Problem description → Nothing should be left out: output all of the entries exactly.

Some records
++++
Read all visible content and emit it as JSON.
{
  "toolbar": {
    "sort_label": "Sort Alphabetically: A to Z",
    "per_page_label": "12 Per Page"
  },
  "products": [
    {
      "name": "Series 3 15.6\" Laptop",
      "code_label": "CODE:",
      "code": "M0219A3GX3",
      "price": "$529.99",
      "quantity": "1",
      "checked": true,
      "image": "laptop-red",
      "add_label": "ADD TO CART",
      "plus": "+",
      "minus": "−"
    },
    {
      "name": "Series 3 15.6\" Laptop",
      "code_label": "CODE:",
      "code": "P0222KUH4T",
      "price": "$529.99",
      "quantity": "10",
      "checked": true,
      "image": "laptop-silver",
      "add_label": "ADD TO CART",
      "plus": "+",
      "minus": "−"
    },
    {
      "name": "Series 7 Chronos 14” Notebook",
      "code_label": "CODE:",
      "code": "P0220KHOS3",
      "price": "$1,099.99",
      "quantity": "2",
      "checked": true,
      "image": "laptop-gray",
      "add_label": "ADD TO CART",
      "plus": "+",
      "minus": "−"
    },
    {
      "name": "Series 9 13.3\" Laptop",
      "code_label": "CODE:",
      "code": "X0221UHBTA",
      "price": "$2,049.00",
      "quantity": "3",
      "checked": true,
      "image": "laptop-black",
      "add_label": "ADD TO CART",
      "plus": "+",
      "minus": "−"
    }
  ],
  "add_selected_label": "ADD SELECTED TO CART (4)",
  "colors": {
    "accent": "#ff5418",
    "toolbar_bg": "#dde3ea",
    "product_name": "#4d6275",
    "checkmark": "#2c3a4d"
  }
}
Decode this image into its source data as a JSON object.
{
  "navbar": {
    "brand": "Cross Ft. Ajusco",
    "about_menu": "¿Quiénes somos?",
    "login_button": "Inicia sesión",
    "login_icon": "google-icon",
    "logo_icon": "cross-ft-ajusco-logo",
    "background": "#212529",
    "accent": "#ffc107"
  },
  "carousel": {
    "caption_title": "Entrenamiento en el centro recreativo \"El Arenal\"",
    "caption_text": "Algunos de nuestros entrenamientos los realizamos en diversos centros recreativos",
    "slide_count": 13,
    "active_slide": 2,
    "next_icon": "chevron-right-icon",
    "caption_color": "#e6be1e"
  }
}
++++
Correct result →
Read all visible content and emit it as JSON.
{
  "toolbar": {
    "sort_label": "Sort Alphabetically: A to Z",
    "per_page_label": "12 Per Page"
  },
  "products": [
    {
      "name": "Series 3 15.6\" Laptop",
      "code_label": "CODE:",
      "code": "M0219A3GX3",
      "price": "$529.99",
      "quantity": "1",
      "checked": true,
      "image": "laptop-red",
      "add_label": "ADD TO CART",
      "plus": "+",
      "minus": "−"
    },
    {
      "name": "Series 3 15.6\" Laptop",
      "code_label": "CODE:",
      "code": "P0222KUH4T",
      "price": "$529.99",
      "quantity": "10",
      "checked": true,
      "image": "laptop-silver",
      "add_label": "ADD TO CART",
      "plus": "+",
      "minus": "−"
    },
    {
      "name": "Series 7 Chronos 14” Notebook",
      "code_label": "CODE:",
      "code": "P0220KHOS3",
      "price": "$1,099.99",
      "quantity": "2",
      "checked": true,
      "image": "laptop-gray",
      "add_label": "ADD TO CART",
      "plus": "+",
      "minus": "−"
    },
    {
      "name": "Series 9 13.3\" Laptop",
      "code_label": "CODE:",
      "code": "X0221UHBTA",
      "price": "$2,049.00",
      "quantity": "3",
      "checked": true,
      "image": "laptop-black",
      "add_label": "ADD TO CART",
      "plus": "+",
      "minus": "−"
    }
  ],
  "add_selected_label": "ADD SELECTED TO CART (4)",
  "colors": {
    "accent": "#ff5418",
    "toolbar_bg": "#dde3ea",
    "product_name": "#4d6275",
    "checkmark": "#2c3a4d"
  }
}
Decode this image into its source data as a JSON object.
{
  "navbar": {
    "brand": "Cross Ft. Ajusco",
    "about_menu": "¿Quiénes somos?",
    "login_button": "Inicia sesión",
    "login_icon": "google-icon",
    "logo_icon": "cross-ft-ajusco-logo",
    "background": "#212529",
    "accent": "#ffc107"
  },
  "carousel": {
    "caption_title": "Entrenamiento en el centro recreativo \"El Arenal\"",
    "caption_text": "Algunos de nuestros entrenamientos los realizamos en diversos centros recreativos",
    "slide_count": 13,
    "active_slide": 2,
    "next_icon": "chevron-right-icon",
    "caption_color": "#e6be1e"
  }
}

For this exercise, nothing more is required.